Given instruction - Output the line containing "Read out every word on this page." and all subsequent lines of the listing below, copied exactly, with no other lines.
START Records provided
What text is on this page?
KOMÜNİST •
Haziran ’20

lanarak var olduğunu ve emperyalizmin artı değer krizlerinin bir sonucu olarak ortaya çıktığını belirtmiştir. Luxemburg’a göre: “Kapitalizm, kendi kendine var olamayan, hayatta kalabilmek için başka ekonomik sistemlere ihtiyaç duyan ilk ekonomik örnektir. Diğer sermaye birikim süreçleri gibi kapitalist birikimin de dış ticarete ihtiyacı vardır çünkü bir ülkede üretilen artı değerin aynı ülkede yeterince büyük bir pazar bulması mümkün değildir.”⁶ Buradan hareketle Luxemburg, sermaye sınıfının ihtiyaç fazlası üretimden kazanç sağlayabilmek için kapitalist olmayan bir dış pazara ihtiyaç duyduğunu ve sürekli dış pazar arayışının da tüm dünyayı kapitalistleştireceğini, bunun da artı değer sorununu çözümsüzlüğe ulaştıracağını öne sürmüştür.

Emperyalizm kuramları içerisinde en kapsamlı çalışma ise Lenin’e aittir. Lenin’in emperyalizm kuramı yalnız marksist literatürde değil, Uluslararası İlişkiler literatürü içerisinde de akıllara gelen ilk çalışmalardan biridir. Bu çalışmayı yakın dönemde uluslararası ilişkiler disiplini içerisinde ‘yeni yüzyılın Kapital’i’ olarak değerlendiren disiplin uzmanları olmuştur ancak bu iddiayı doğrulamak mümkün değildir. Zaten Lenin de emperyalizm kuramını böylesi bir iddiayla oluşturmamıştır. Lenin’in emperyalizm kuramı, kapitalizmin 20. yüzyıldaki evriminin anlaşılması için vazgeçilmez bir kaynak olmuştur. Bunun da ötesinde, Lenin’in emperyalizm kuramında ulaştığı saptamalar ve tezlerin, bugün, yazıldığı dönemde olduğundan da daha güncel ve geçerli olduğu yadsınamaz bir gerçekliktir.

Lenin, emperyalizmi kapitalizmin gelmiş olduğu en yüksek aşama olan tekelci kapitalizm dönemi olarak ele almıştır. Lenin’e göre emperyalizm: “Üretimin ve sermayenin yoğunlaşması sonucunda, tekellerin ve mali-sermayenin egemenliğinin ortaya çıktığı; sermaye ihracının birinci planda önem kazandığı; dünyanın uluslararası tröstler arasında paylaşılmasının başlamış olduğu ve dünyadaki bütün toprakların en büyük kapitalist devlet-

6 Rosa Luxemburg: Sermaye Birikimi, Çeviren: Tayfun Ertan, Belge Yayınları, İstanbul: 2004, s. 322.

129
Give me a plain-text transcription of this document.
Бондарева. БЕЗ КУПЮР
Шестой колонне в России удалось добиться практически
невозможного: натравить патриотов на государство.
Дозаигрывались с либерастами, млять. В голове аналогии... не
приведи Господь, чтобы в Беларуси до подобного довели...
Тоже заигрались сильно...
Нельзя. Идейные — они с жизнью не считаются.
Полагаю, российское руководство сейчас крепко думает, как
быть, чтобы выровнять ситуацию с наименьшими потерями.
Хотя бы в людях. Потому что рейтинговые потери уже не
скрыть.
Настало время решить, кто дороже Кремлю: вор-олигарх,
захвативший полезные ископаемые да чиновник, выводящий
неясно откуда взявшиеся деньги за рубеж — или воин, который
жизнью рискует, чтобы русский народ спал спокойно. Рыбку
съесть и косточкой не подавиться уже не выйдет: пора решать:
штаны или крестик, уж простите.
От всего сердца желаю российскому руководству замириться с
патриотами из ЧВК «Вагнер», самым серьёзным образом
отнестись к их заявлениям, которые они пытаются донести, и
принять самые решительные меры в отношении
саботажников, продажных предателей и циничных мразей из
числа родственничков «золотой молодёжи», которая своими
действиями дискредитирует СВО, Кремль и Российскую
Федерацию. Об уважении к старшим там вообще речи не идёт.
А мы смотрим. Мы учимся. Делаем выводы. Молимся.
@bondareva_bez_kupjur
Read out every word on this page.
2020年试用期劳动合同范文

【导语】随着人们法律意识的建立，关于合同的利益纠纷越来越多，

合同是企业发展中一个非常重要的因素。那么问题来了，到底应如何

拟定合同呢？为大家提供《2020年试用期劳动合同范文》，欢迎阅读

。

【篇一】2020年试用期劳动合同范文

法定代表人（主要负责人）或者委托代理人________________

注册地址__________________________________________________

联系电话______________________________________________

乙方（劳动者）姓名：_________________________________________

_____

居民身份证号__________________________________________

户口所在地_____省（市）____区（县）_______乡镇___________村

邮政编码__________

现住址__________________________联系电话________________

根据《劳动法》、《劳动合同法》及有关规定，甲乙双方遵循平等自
END Records provided
Final result -
Read out every word on this page.
2020年试用期劳动合同范文

【导语】随着人们法律意识的建立，关于合同的利益纠纷越来越多，

合同是企业发展中一个非常重要的因素。那么问题来了，到底应如何

拟定合同呢？为大家提供《2020年试用期劳动合同范文》，欢迎阅读

。

【篇一】2020年试用期劳动合同范文

法定代表人（主要负责人）或者委托代理人________________

注册地址__________________________________________________

联系电话______________________________________________

乙方（劳动者）姓名：_________________________________________

_____

居民身份证号__________________________________________

户口所在地_____省（市）____区（县）_______乡镇___________村

邮政编码__________

现住址__________________________联系电话________________

根据《劳动法》、《劳动合同法》及有关规定，甲乙双方遵循平等自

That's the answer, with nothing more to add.